Work to complete ▸ Copy every record word for word.

--- Records for the exercise ---

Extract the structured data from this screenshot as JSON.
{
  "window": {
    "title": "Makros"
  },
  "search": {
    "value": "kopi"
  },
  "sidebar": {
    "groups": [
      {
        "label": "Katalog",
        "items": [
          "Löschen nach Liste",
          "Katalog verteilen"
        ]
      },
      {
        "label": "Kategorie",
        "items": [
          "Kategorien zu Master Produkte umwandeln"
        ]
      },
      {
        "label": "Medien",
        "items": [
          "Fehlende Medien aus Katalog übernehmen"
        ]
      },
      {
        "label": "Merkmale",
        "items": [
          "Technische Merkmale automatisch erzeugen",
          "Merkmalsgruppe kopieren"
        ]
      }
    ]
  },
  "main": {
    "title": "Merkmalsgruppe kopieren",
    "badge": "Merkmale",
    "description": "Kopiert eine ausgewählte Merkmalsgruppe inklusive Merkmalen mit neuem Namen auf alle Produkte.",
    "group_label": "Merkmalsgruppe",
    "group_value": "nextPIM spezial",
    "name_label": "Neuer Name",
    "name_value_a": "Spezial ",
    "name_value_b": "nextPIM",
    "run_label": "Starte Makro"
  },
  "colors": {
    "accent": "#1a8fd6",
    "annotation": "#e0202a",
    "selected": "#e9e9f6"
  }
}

---

The output ▸
Extract the structured data from this screenshot as JSON.
{
  "window": {
    "title": "Makros"
  },
  "search": {
    "value": "kopi"
  },
  "sidebar": {
    "groups": [
      {
        "label": "Katalog",
        "items": [
          "Löschen nach Liste",
          "Katalog verteilen"
        ]
      },
      {
        "label": "Kategorie",
        "items": [
          "Kategorien zu Master Produkte umwandeln"
        ]
      },
      {
        "label": "Medien",
        "items": [
          "Fehlende Medien aus Katalog übernehmen"
        ]
      },
      {
        "label": "Merkmale",
        "items": [
          "Technische Merkmale automatisch erzeugen",
          "Merkmalsgruppe kopieren"
        ]
      }
    ]
  },
  "main": {
    "title": "Merkmalsgruppe kopieren",
    "badge": "Merkmale",
    "description": "Kopiert eine ausgewählte Merkmalsgruppe inklusive Merkmalen mit neuem Namen auf alle Produkte.",
    "group_label": "Merkmalsgruppe",
    "group_value": "nextPIM spezial",
    "name_label": "Neuer Name",
    "name_value_a": "Spezial ",
    "name_value_b": "nextPIM",
    "run_label": "Starte Makro"
  },
  "colors": {
    "accent": "#1a8fd6",
    "annotation": "#e0202a",
    "selected": "#e9e9f6"
  }
}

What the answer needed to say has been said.